> **Your objective**:
Copy out the lines that include the word "title".
******************************
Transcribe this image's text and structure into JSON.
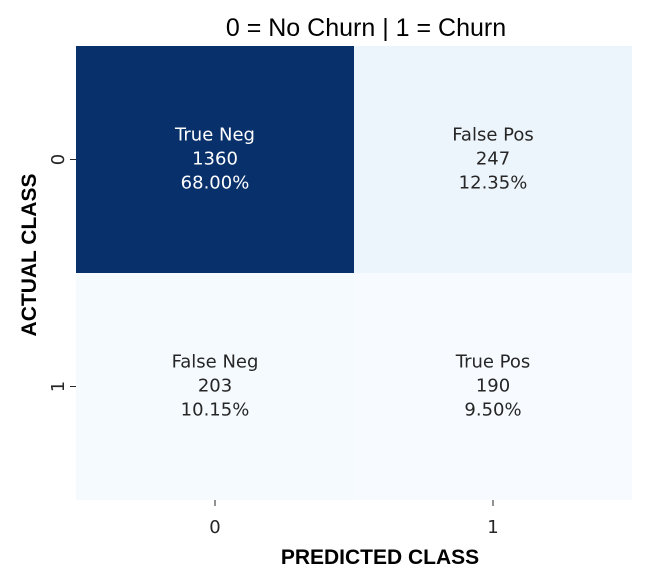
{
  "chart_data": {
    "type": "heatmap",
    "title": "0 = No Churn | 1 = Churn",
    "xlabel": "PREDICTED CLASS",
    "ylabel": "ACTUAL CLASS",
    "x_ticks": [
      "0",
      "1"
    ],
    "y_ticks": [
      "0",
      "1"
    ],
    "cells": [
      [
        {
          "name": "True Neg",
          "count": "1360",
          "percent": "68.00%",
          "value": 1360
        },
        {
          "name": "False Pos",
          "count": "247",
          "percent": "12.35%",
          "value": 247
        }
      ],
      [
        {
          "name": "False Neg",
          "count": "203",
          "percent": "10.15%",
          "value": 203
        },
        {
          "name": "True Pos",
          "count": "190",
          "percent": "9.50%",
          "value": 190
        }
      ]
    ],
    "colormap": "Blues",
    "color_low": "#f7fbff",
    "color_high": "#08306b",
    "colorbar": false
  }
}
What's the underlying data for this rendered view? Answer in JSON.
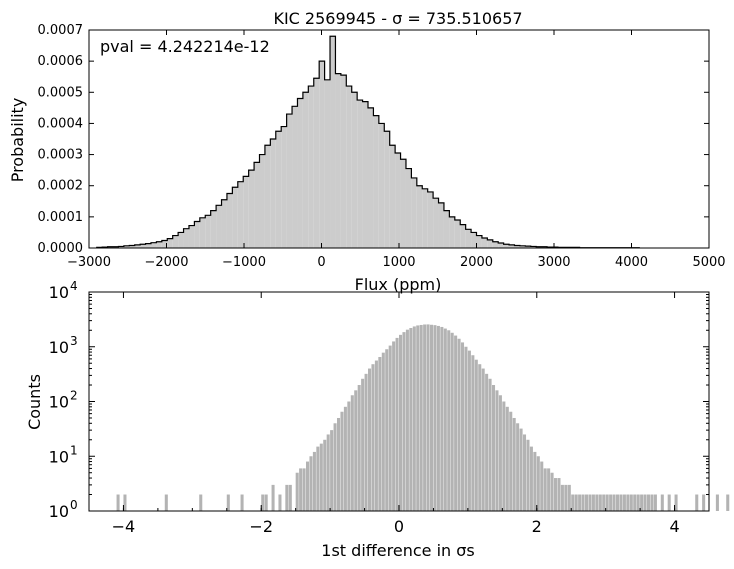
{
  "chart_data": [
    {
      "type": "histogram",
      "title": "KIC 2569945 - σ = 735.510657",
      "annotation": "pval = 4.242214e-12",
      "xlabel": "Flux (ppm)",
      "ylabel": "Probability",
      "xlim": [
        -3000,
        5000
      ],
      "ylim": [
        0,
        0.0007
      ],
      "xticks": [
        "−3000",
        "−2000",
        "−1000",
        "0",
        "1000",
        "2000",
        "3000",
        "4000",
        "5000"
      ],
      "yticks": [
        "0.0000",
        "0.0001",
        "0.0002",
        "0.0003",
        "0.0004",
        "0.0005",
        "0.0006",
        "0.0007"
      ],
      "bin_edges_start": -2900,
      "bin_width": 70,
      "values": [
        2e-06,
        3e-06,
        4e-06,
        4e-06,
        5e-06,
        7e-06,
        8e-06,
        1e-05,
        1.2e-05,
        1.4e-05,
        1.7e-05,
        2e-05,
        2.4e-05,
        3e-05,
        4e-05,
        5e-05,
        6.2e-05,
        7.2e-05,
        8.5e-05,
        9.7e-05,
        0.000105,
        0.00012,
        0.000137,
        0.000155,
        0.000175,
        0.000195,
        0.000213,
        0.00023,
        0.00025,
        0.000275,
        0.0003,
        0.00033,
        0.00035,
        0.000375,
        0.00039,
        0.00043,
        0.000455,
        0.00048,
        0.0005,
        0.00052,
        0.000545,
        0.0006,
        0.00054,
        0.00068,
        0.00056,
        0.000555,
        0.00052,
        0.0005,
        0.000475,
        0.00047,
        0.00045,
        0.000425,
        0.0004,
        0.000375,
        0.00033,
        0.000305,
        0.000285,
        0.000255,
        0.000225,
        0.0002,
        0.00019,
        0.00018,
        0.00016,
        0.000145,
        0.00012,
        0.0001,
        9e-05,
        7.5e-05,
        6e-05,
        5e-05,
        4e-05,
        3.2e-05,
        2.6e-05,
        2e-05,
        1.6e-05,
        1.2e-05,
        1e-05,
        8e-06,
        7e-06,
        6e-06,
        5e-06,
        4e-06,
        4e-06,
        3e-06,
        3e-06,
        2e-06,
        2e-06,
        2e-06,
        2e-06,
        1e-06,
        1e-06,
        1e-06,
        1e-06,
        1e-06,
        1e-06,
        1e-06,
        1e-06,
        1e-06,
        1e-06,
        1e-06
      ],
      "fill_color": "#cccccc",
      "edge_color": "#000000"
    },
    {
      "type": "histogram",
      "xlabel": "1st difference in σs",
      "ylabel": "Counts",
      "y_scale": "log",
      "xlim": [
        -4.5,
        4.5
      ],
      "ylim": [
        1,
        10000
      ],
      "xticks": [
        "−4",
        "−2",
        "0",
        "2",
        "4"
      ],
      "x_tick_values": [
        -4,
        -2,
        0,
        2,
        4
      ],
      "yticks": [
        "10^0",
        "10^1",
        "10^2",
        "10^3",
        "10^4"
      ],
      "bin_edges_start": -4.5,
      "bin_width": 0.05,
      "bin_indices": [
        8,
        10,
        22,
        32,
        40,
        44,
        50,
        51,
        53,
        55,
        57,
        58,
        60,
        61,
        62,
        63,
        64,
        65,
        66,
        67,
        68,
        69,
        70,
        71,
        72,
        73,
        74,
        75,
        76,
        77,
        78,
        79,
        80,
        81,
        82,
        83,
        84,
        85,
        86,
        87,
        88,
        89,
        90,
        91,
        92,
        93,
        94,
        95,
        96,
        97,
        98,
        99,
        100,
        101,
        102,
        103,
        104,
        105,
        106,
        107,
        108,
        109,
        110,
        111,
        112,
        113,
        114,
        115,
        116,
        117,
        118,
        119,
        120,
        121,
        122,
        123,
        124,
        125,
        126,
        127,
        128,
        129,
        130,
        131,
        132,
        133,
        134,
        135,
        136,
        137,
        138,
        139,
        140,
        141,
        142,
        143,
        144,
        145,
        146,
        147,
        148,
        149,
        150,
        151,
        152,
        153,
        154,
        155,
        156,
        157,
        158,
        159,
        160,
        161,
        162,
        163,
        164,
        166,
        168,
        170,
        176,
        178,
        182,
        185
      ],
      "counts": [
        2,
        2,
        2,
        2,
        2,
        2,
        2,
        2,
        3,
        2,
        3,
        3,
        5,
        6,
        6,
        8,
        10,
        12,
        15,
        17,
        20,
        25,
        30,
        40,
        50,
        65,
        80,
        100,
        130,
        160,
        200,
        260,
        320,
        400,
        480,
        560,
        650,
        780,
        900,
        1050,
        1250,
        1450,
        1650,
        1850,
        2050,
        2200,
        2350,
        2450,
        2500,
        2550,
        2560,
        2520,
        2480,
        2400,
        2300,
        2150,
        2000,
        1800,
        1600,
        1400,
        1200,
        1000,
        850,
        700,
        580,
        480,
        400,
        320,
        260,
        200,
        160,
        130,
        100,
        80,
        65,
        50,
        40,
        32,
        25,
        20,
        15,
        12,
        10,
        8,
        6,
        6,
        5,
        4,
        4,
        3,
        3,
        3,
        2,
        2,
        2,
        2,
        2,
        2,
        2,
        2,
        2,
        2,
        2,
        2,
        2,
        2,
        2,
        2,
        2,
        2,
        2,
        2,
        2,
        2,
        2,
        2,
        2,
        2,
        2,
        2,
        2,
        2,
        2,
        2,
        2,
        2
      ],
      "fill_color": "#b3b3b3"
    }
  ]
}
******************************
> **Output**:
    "title": "0 = No Churn | 1 = Churn",
      "title": "KIC 2569945 - σ = 735.510657",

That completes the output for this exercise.